=== EXTRACTED DATA ===

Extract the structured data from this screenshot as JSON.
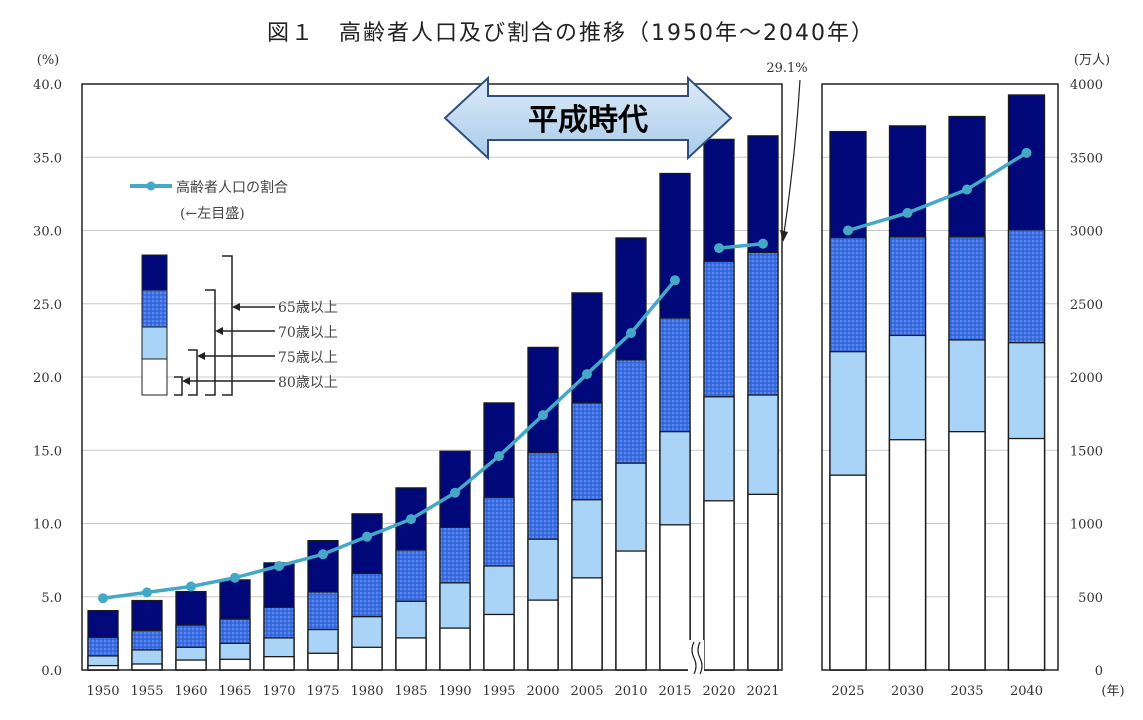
{
  "chart_data": {
    "type": "bar",
    "title": "図１　高齢者人口及び割合の推移（1950年～2040年）",
    "left_axis": {
      "unit": "(%)",
      "ylim": [
        0,
        40
      ],
      "ticks": [
        "0.0",
        "5.0",
        "10.0",
        "15.0",
        "20.0",
        "25.0",
        "30.0",
        "35.0",
        "40.0"
      ]
    },
    "right_axis": {
      "unit": "(万人)",
      "ylim": [
        0,
        4000
      ],
      "ticks": [
        "0",
        "500",
        "1000",
        "1500",
        "2000",
        "2500",
        "3000",
        "3500",
        "4000"
      ]
    },
    "x_unit": "(年)",
    "grid": true,
    "stacked": true,
    "panels": [
      {
        "categories": [
          "1950",
          "1955",
          "1960",
          "1965",
          "1970",
          "1975",
          "1980",
          "1985",
          "1990",
          "1995",
          "2000",
          "2005",
          "2010",
          "2015",
          "2020",
          "2021"
        ],
        "axis_break_after": "2015"
      },
      {
        "categories": [
          "2025",
          "2030",
          "2035",
          "2040"
        ]
      }
    ],
    "series": [
      {
        "name": "65歳以上",
        "axis": "right",
        "color": "#00087a",
        "values": [
          405,
          474,
          535,
          615,
          731,
          883,
          1066,
          1243,
          1493,
          1823,
          2202,
          2574,
          2949,
          3389,
          3622,
          3646,
          3675,
          3714,
          3778,
          3925
        ]
      },
      {
        "name": "70歳以上",
        "axis": "right",
        "color": "#3b6fe3",
        "pattern": "dotted",
        "values": [
          223,
          269,
          307,
          348,
          428,
          533,
          660,
          820,
          974,
          1179,
          1485,
          1823,
          2117,
          2403,
          2790,
          2851,
          2952,
          2957,
          2957,
          3005
        ]
      },
      {
        "name": "75歳以上",
        "axis": "right",
        "color": "#a9d3f7",
        "values": [
          96,
          137,
          155,
          182,
          219,
          276,
          364,
          469,
          595,
          710,
          893,
          1162,
          1412,
          1627,
          1865,
          1877,
          2173,
          2284,
          2253,
          2234
        ]
      },
      {
        "name": "80歳以上",
        "axis": "right",
        "color": "#ffffff",
        "values": [
          30,
          41,
          68,
          73,
          91,
          114,
          155,
          219,
          286,
          379,
          477,
          629,
          812,
          991,
          1155,
          1199,
          1330,
          1572,
          1627,
          1580
        ]
      },
      {
        "name": "高齢者人口の割合",
        "axis": "left",
        "type": "line",
        "color": "#45a8c6",
        "values": [
          4.9,
          5.3,
          5.7,
          6.3,
          7.1,
          7.9,
          9.1,
          10.3,
          12.1,
          14.6,
          17.4,
          20.2,
          23.0,
          26.6,
          28.8,
          29.1,
          30.0,
          31.2,
          32.8,
          35.3
        ]
      }
    ],
    "legend": {
      "line_label": "高齢者人口の割合",
      "line_note": "(←左目盛)",
      "placement": "top-left"
    },
    "annotations": {
      "callout": "29.1%",
      "era_arrow": "平成時代"
    }
  }
}
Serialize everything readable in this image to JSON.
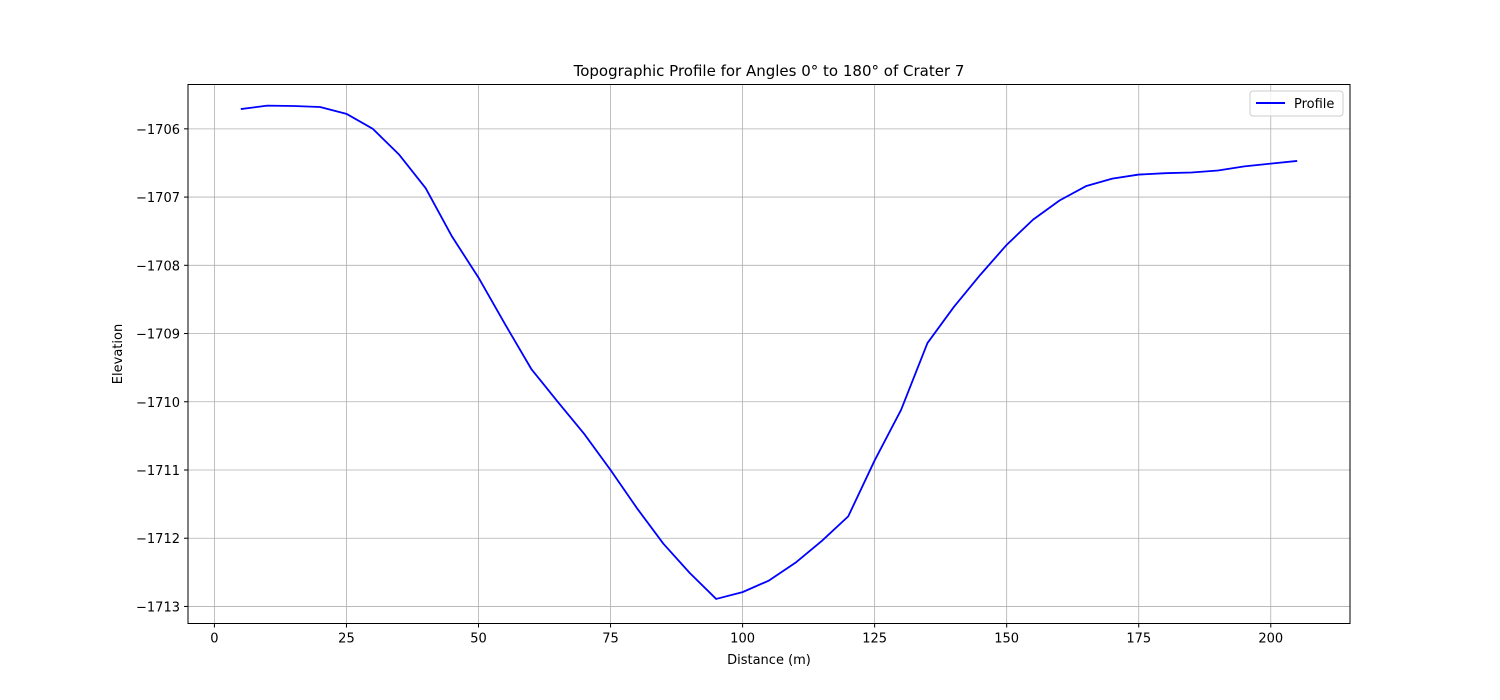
{
  "chart_data": {
    "type": "line",
    "title": "Topographic Profile for Angles 0° to 180° of Crater 7",
    "xlabel": "Distance (m)",
    "ylabel": "Elevation",
    "xlim": [
      -5,
      215
    ],
    "ylim": [
      -1713.25,
      -1705.35
    ],
    "xticks": [
      0,
      25,
      50,
      75,
      100,
      125,
      150,
      175,
      200
    ],
    "yticks": [
      -1713,
      -1712,
      -1711,
      -1710,
      -1709,
      -1708,
      -1707,
      -1706
    ],
    "grid": true,
    "legend_position": "top-right",
    "series": [
      {
        "name": "Profile",
        "color": "#0000ff",
        "x": [
          5,
          10,
          15,
          20,
          25,
          30,
          35,
          40,
          45,
          50,
          55,
          60,
          65,
          70,
          75,
          80,
          85,
          90,
          95,
          100,
          105,
          110,
          115,
          120,
          125,
          130,
          135,
          140,
          145,
          150,
          155,
          160,
          165,
          170,
          175,
          180,
          185,
          190,
          195,
          200,
          205
        ],
        "y": [
          -1705.71,
          -1705.66,
          -1705.665,
          -1705.68,
          -1705.78,
          -1706.0,
          -1706.38,
          -1706.87,
          -1707.58,
          -1708.18,
          -1708.86,
          -1709.52,
          -1710.0,
          -1710.47,
          -1711.0,
          -1711.56,
          -1712.08,
          -1712.51,
          -1712.89,
          -1712.79,
          -1712.62,
          -1712.36,
          -1712.04,
          -1711.68,
          -1710.86,
          -1710.12,
          -1709.14,
          -1708.61,
          -1708.14,
          -1707.7,
          -1707.33,
          -1707.05,
          -1706.84,
          -1706.73,
          -1706.67,
          -1706.65,
          -1706.64,
          -1706.61,
          -1706.55,
          -1706.51,
          -1706.47
        ]
      }
    ]
  }
}
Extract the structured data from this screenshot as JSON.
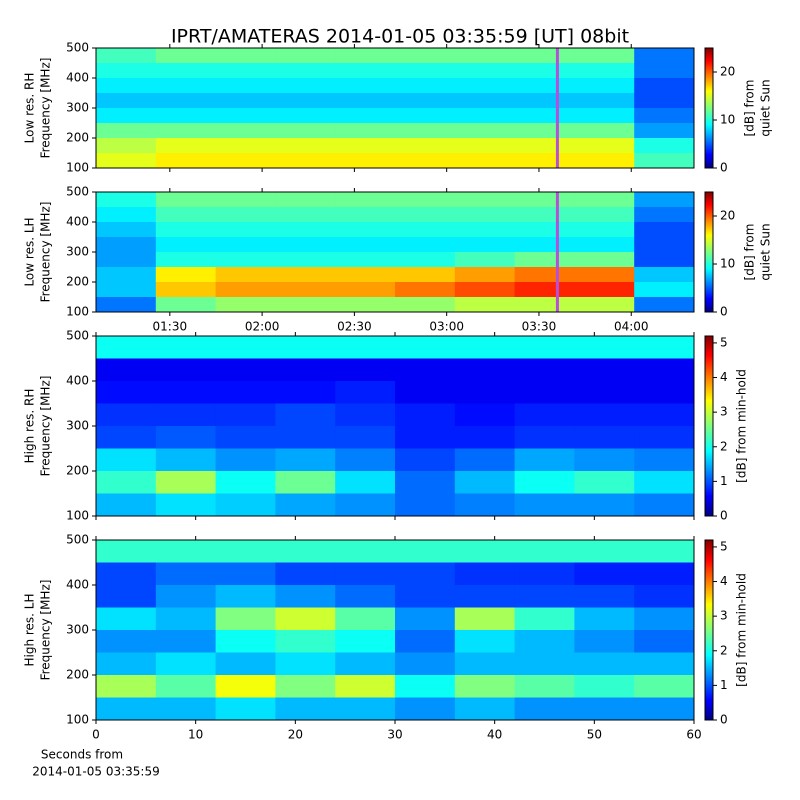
{
  "chart_data": [
    {
      "type": "heatmap",
      "title": "IPRT/AMATERAS 2014-01-05 03:35:59 [UT]   08bit",
      "ylabel": [
        "Low res. RH",
        "Frequency [MHz]"
      ],
      "colorbar_label": [
        "[dB] from",
        "quiet Sun"
      ],
      "colormap": "jet",
      "xlim": [
        1.1,
        4.34
      ],
      "xticks": [
        1.5,
        2,
        2.5,
        3,
        3.5,
        4
      ],
      "ylim": [
        100,
        500
      ],
      "yticks": [
        100,
        200,
        300,
        400,
        500
      ],
      "zlim": [
        0,
        25
      ],
      "zticks": [
        0,
        10,
        20
      ],
      "marker": 3.6,
      "marker_color": "#b84fd8",
      "z": [
        [
          11,
          12,
          12,
          12,
          12,
          12,
          12,
          12,
          12,
          6
        ],
        [
          10,
          10,
          10,
          10,
          10,
          10,
          10,
          10,
          10,
          6
        ],
        [
          9,
          9,
          9,
          9,
          9,
          9,
          9,
          9,
          9,
          5
        ],
        [
          8,
          8,
          8,
          8,
          8,
          8,
          8,
          8,
          8,
          5
        ],
        [
          9,
          9,
          9,
          9,
          9,
          9,
          9,
          9,
          9,
          6
        ],
        [
          12,
          12,
          12,
          12,
          12,
          12,
          12,
          12,
          12,
          7
        ],
        [
          14,
          15,
          15,
          15,
          15,
          15,
          15,
          15,
          15,
          10
        ],
        [
          15,
          16,
          16,
          16,
          16,
          16,
          16,
          16,
          16,
          11
        ]
      ]
    },
    {
      "type": "heatmap",
      "ylabel": [
        "Low res. LH",
        "Frequency [MHz]"
      ],
      "colorbar_label": [
        "[dB] from",
        "quiet Sun"
      ],
      "colormap": "jet",
      "xlim": [
        1.1,
        4.34
      ],
      "xticks": [
        {
          "value": 1.5,
          "label": "01:30"
        },
        {
          "value": 2,
          "label": "02:00"
        },
        {
          "value": 2.5,
          "label": "02:30"
        },
        {
          "value": 3,
          "label": "03:00"
        },
        {
          "value": 3.5,
          "label": "03:30"
        },
        {
          "value": 4,
          "label": "04:00"
        }
      ],
      "ylim": [
        100,
        500
      ],
      "yticks": [
        100,
        200,
        300,
        400,
        500
      ],
      "zlim": [
        0,
        25
      ],
      "zticks": [
        0,
        10,
        20
      ],
      "marker": 3.6,
      "marker_color": "#b84fd8",
      "z": [
        [
          10,
          12,
          12,
          12,
          12,
          12,
          12,
          12,
          12,
          7
        ],
        [
          9,
          11,
          11,
          11,
          11,
          11,
          11,
          11,
          11,
          6
        ],
        [
          8,
          10,
          10,
          10,
          10,
          10,
          10,
          10,
          10,
          5
        ],
        [
          7,
          9,
          9,
          9,
          9,
          9,
          9,
          9,
          9,
          5
        ],
        [
          7,
          10,
          10,
          10,
          10,
          10,
          11,
          12,
          12,
          5
        ],
        [
          8,
          16,
          17,
          17,
          17,
          17,
          18,
          19,
          19,
          8
        ],
        [
          8,
          17,
          18,
          18,
          18,
          19,
          20,
          21,
          21,
          9
        ],
        [
          6,
          12,
          13,
          13,
          13,
          13,
          14,
          14,
          14,
          6
        ]
      ]
    },
    {
      "type": "heatmap",
      "ylabel": [
        "High res. RH",
        "Frequency [MHz]"
      ],
      "colorbar_label": [
        "[dB] from min-hold"
      ],
      "colormap": "jet",
      "xlim": [
        0,
        60
      ],
      "xticks": [
        0,
        10,
        20,
        30,
        40,
        50,
        60
      ],
      "ylim": [
        100,
        500
      ],
      "yticks": [
        100,
        200,
        300,
        400,
        500
      ],
      "zlim": [
        0,
        5.2
      ],
      "zticks": [
        0,
        1,
        2,
        3,
        4,
        5
      ],
      "z": [
        [
          2.0,
          2.0,
          2.0,
          2.0,
          2.0,
          2.0,
          2.0,
          2.0,
          2.0,
          2.0
        ],
        [
          0.6,
          0.6,
          0.6,
          0.6,
          0.6,
          0.6,
          0.6,
          0.6,
          0.6,
          0.6
        ],
        [
          0.7,
          0.7,
          0.7,
          0.7,
          0.8,
          0.6,
          0.6,
          0.6,
          0.6,
          0.6
        ],
        [
          0.9,
          0.9,
          0.9,
          1.0,
          0.9,
          0.8,
          0.7,
          0.8,
          0.8,
          0.8
        ],
        [
          1.0,
          1.1,
          1.0,
          1.0,
          1.0,
          0.8,
          0.8,
          0.9,
          0.9,
          0.9
        ],
        [
          1.8,
          1.6,
          1.4,
          1.5,
          1.3,
          1.0,
          1.2,
          1.5,
          1.4,
          1.3
        ],
        [
          2.2,
          2.8,
          2.0,
          2.5,
          1.8,
          1.2,
          1.6,
          2.0,
          2.2,
          1.8
        ],
        [
          1.6,
          1.8,
          1.7,
          1.5,
          1.4,
          1.2,
          1.3,
          1.4,
          1.4,
          1.3
        ]
      ]
    },
    {
      "type": "heatmap",
      "ylabel": [
        "High res. LH",
        "Frequency [MHz]"
      ],
      "colorbar_label": [
        "[dB] from min-hold"
      ],
      "colormap": "jet",
      "xlim": [
        0,
        60
      ],
      "xticks": [
        0,
        10,
        20,
        30,
        40,
        50,
        60
      ],
      "xlabel": [
        "Seconds from",
        "2014-01-05 03:35:59"
      ],
      "ylim": [
        100,
        500
      ],
      "yticks": [
        100,
        200,
        300,
        400,
        500
      ],
      "zlim": [
        0,
        5.2
      ],
      "zticks": [
        0,
        1,
        2,
        3,
        4,
        5
      ],
      "z": [
        [
          2.2,
          2.2,
          2.2,
          2.2,
          2.2,
          2.2,
          2.2,
          2.2,
          2.2,
          2.2
        ],
        [
          1.0,
          1.2,
          1.2,
          1.0,
          1.0,
          1.0,
          0.9,
          0.9,
          0.8,
          0.8
        ],
        [
          1.0,
          1.4,
          1.6,
          1.4,
          1.2,
          1.0,
          1.0,
          1.0,
          1.0,
          0.9
        ],
        [
          1.8,
          1.6,
          2.6,
          3.0,
          2.4,
          1.4,
          2.8,
          2.2,
          1.6,
          1.4
        ],
        [
          1.4,
          1.4,
          2.0,
          2.2,
          2.0,
          1.2,
          1.8,
          1.6,
          1.4,
          1.2
        ],
        [
          1.6,
          1.8,
          1.6,
          1.8,
          1.6,
          1.4,
          1.6,
          1.6,
          1.6,
          1.6
        ],
        [
          2.8,
          2.4,
          3.2,
          2.6,
          3.0,
          2.0,
          2.6,
          2.4,
          2.2,
          2.4
        ],
        [
          1.6,
          1.6,
          1.8,
          1.6,
          1.6,
          1.4,
          1.6,
          1.4,
          1.4,
          1.4
        ]
      ]
    }
  ]
}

===

> **GOAL**
Look through the listing and extract every line with "Profile" in it.

> **FULL RESPONSE**
    "title": "Topographic Profile for Angles 0° to 180° of Crater 7",
        "name": "Profile",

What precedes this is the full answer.